> **LISTED RECORDS**
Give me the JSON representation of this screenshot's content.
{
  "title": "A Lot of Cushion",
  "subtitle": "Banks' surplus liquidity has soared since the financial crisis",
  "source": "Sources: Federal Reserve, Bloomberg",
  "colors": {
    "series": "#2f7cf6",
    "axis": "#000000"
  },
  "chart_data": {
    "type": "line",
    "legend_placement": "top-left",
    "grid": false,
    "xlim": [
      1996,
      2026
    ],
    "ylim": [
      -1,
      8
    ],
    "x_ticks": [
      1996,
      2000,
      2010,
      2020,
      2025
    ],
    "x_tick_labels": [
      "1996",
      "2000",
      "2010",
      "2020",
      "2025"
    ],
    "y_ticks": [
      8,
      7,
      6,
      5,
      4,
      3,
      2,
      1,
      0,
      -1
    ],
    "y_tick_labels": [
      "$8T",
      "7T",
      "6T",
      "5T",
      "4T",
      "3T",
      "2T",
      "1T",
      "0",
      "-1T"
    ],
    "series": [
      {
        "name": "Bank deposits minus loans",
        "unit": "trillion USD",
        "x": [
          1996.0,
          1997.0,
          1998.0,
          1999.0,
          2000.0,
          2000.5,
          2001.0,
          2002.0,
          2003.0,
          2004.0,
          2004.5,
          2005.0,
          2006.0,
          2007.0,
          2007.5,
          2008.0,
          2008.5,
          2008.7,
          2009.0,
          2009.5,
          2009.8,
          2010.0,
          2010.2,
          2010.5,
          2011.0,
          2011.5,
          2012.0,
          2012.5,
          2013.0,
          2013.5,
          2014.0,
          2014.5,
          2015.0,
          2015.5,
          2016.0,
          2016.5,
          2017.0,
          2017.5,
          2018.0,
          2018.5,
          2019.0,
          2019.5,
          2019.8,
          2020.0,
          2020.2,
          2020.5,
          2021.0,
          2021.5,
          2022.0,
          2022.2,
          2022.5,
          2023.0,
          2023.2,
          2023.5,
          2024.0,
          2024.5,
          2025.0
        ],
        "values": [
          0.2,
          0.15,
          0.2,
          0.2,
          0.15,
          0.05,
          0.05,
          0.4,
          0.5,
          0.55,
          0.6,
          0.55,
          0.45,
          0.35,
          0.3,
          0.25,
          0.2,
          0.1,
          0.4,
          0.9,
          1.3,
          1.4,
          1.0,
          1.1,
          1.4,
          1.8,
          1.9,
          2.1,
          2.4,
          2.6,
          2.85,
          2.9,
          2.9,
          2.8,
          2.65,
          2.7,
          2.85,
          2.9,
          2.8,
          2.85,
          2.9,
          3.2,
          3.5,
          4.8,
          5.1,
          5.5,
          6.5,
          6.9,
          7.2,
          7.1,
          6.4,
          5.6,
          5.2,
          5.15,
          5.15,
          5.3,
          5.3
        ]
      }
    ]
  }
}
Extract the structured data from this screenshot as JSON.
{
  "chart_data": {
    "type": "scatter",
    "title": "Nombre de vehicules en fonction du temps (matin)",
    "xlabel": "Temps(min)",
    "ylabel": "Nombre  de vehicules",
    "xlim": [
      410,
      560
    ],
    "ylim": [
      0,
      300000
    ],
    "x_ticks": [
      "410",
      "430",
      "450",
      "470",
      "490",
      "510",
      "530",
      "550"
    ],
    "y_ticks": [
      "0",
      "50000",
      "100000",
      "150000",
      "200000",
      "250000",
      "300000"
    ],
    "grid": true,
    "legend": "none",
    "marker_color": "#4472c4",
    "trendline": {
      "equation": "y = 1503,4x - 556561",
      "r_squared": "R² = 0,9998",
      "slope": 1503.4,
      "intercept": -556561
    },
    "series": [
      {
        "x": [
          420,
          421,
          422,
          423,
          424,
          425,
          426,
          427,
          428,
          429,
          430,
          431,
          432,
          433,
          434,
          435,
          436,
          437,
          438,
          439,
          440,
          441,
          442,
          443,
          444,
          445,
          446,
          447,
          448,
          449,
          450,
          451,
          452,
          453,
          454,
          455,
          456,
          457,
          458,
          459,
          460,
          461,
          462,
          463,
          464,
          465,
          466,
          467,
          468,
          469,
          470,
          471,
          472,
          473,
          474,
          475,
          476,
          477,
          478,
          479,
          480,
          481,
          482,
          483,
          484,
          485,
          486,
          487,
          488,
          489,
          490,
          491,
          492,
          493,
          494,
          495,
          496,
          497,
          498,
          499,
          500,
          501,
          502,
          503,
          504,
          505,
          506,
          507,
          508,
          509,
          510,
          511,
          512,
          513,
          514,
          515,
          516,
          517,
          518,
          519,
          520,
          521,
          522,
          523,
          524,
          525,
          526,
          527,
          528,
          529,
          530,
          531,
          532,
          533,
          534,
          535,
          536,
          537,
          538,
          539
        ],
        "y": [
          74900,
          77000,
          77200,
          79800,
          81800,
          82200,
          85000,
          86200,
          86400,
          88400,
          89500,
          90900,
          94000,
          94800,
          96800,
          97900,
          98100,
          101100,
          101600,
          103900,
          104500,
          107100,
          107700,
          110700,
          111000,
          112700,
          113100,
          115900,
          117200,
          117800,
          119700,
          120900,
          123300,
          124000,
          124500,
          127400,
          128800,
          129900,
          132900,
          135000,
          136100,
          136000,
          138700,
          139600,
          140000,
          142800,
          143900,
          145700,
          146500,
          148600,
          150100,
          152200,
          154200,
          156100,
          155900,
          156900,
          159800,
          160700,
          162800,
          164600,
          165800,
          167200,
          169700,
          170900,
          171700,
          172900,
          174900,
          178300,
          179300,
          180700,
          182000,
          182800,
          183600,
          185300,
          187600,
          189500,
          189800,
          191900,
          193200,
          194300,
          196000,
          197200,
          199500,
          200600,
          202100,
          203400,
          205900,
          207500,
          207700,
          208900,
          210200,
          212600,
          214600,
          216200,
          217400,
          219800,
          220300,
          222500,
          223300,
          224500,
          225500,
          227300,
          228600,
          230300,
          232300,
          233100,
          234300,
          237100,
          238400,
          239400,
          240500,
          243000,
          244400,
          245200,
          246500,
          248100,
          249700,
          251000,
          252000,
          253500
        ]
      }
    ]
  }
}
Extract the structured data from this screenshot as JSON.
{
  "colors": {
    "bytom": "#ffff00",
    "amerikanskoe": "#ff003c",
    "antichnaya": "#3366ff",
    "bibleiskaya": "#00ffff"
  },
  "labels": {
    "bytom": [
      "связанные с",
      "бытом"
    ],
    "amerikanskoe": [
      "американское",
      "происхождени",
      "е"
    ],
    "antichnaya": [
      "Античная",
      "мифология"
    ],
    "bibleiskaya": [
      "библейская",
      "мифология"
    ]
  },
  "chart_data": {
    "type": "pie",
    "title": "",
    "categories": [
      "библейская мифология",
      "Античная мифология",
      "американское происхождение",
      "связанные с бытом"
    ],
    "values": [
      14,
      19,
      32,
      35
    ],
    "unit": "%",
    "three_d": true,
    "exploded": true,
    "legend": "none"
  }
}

> **TASK OBJECTIVE**
Look back over the material above and state how many lines hold the word "Nombre". Write the number and nothing else.

> **THE COMPLETED TASK**
2